> **THE PROBLEM**
Find the lines with "Reguladora" in them and copy them out.
──────── RECORDS FOR THE EXERCISE
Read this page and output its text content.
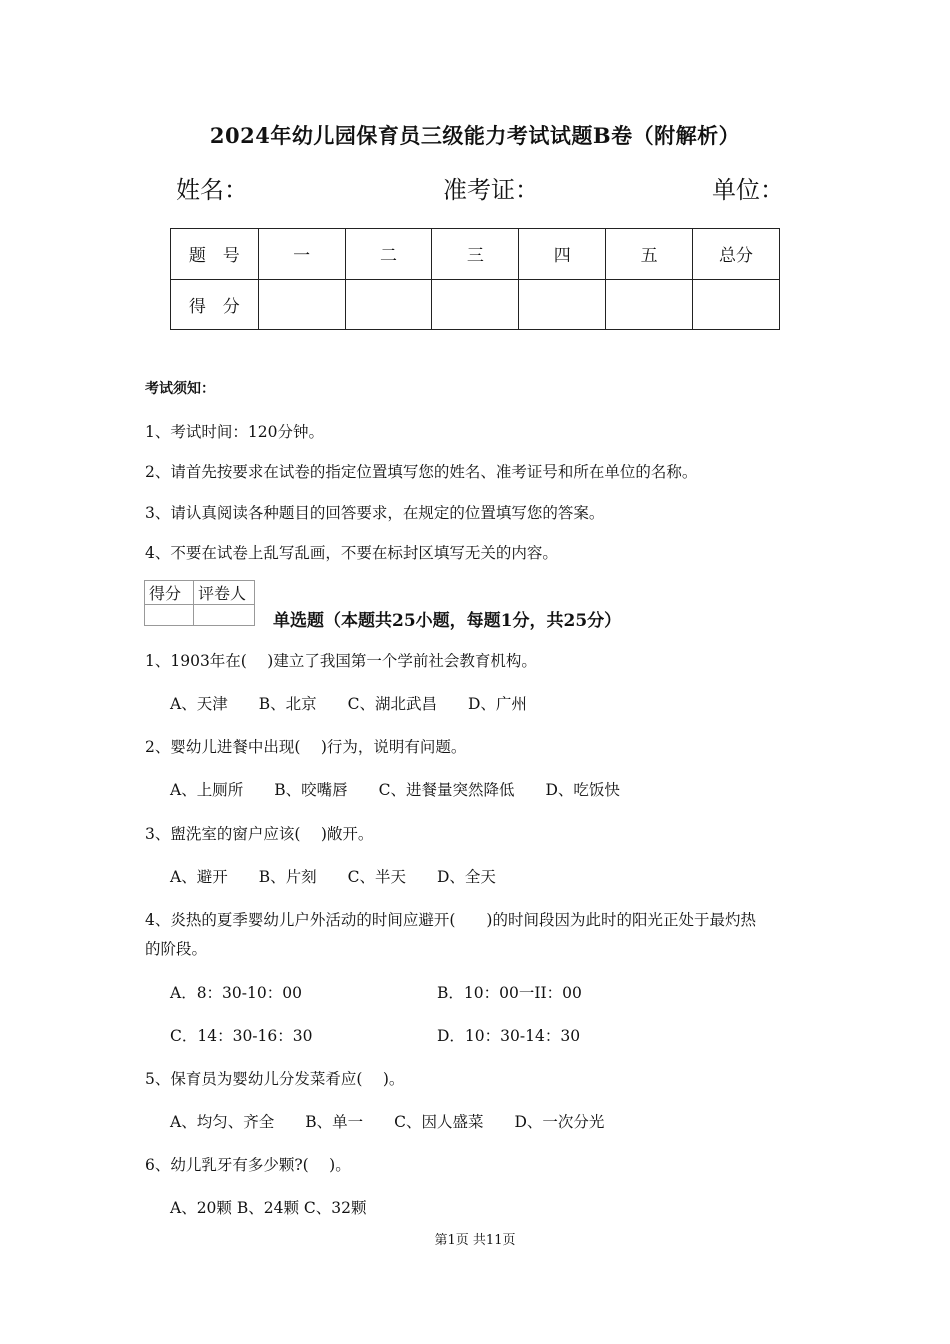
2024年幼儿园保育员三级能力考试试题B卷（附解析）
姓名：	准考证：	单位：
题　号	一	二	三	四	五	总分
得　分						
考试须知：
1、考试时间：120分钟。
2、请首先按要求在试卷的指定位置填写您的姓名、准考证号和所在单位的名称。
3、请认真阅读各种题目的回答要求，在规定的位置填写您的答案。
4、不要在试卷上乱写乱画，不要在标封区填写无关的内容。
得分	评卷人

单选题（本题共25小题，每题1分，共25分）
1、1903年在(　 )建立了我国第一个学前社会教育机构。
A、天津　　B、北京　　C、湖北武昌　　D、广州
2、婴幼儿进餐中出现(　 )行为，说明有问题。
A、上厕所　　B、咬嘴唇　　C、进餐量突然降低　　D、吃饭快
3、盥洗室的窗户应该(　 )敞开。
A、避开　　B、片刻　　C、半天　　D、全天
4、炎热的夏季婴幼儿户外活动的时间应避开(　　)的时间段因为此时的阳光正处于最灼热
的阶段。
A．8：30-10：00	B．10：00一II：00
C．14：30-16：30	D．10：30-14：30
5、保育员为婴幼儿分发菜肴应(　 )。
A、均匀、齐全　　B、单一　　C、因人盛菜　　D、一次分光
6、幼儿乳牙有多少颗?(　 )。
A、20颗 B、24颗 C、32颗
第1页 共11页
────────────────
──────── RECORDS FOR THE EXERCISE
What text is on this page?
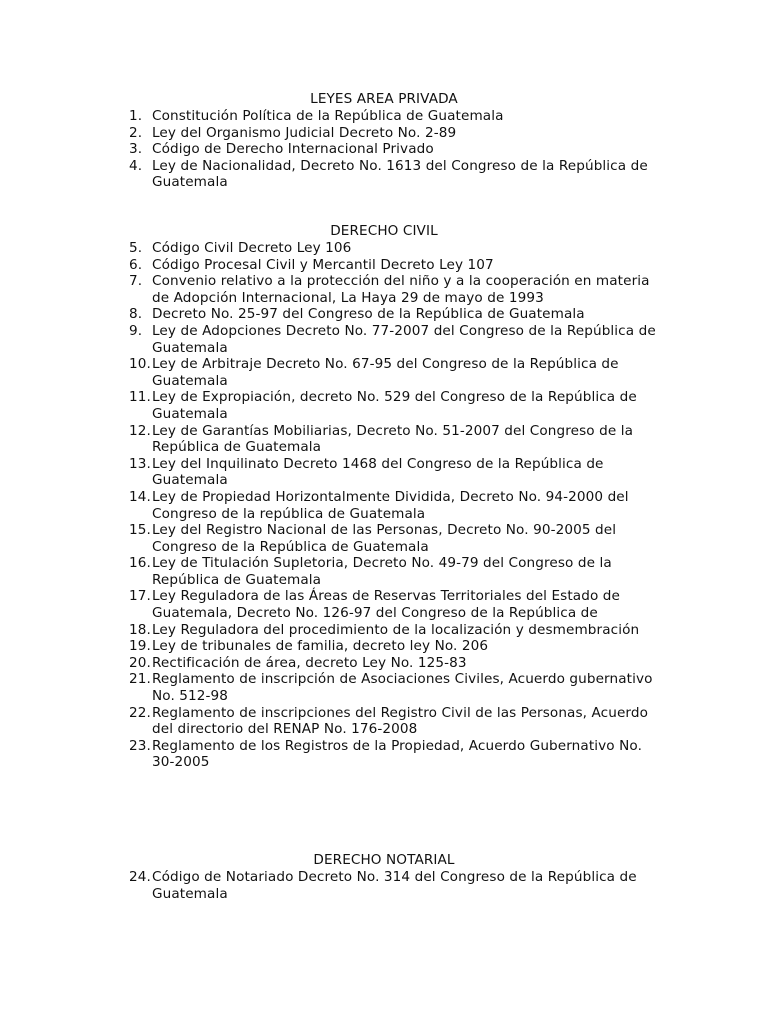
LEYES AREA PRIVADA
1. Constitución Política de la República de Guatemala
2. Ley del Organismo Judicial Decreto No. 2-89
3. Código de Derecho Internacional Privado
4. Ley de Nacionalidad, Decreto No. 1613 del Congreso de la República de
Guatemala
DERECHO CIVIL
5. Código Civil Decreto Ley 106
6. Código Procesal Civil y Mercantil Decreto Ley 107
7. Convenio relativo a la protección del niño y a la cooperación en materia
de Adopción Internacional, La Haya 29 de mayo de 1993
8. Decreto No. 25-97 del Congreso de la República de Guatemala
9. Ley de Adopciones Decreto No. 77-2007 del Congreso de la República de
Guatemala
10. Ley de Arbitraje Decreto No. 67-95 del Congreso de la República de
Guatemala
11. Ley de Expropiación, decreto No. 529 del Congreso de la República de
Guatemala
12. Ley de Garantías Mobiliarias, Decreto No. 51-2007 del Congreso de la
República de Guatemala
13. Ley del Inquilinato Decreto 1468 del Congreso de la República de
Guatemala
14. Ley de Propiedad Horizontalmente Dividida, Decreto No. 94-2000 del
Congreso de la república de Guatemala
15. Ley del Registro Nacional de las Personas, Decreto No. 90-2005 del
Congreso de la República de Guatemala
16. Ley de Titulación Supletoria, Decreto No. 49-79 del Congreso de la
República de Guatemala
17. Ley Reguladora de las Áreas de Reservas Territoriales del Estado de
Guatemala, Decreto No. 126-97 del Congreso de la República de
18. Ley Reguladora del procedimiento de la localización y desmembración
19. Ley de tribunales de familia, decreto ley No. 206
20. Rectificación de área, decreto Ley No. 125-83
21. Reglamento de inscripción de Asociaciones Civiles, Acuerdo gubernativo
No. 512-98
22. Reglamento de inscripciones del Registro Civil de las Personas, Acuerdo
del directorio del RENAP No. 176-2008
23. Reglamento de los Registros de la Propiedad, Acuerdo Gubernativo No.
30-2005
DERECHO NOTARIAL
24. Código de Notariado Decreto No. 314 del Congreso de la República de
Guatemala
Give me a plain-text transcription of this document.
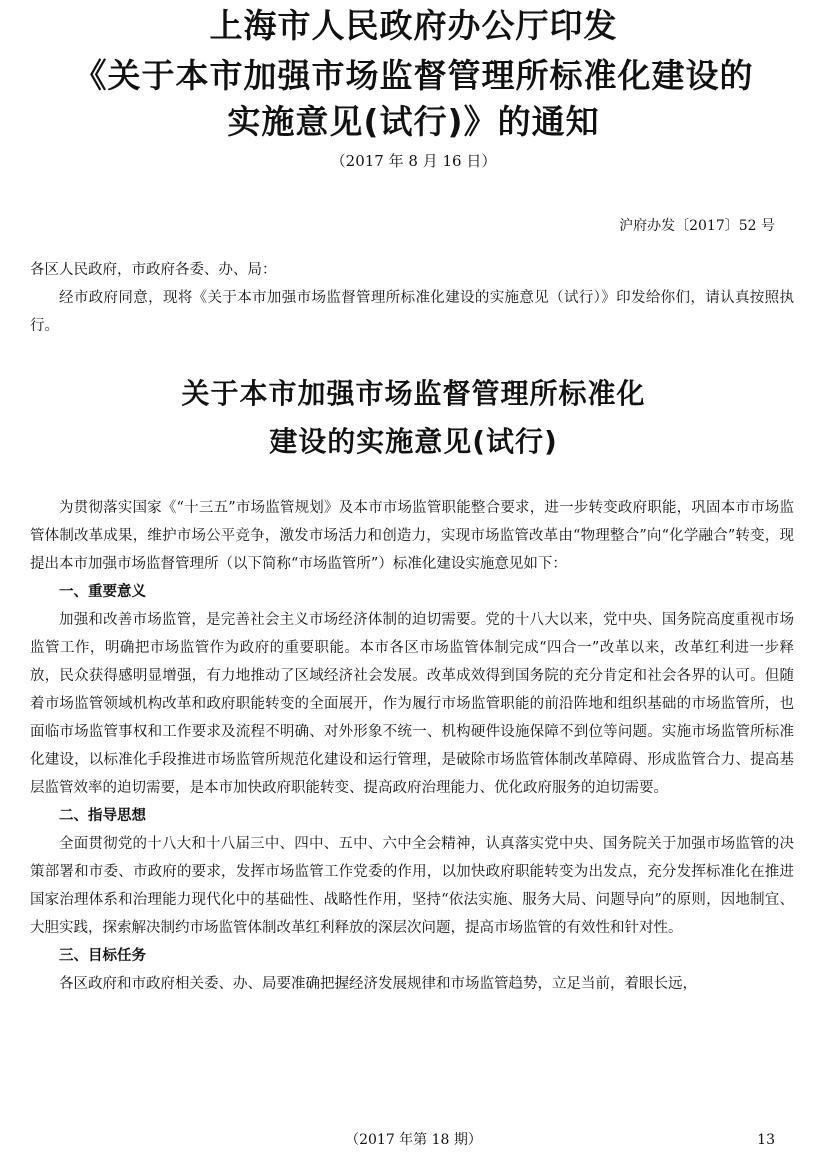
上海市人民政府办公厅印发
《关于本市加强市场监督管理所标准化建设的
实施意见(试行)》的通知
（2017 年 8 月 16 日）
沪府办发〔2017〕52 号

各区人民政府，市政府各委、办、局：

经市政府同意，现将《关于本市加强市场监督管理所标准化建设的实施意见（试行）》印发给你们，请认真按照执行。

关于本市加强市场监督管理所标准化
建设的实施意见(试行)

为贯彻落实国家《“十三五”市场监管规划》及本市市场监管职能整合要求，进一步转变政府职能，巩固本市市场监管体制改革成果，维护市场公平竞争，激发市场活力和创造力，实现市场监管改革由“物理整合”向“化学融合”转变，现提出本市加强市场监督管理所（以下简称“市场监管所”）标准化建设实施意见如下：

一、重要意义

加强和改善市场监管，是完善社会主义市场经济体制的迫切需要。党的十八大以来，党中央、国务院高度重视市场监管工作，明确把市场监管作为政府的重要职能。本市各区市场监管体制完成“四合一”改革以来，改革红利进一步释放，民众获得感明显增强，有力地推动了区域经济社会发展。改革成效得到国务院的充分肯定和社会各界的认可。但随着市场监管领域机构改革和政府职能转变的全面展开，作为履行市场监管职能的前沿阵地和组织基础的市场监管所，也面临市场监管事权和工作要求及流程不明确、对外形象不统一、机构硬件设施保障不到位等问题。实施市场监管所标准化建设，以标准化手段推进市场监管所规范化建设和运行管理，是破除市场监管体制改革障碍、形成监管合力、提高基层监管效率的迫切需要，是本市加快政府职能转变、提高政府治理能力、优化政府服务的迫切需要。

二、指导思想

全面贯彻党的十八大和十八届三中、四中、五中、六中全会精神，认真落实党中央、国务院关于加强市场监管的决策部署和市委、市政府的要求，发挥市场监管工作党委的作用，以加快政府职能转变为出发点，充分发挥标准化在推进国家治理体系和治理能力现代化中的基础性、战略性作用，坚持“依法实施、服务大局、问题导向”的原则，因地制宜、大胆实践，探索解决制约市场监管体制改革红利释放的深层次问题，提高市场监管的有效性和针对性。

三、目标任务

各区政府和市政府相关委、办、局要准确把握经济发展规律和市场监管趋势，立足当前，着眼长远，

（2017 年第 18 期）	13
────────────────
> **EXPECTED ANSWER**
17. Ley Reguladora de las Áreas de Reservas Territoriales del Estado de
18. Ley Reguladora del procedimiento de la localización y desmembración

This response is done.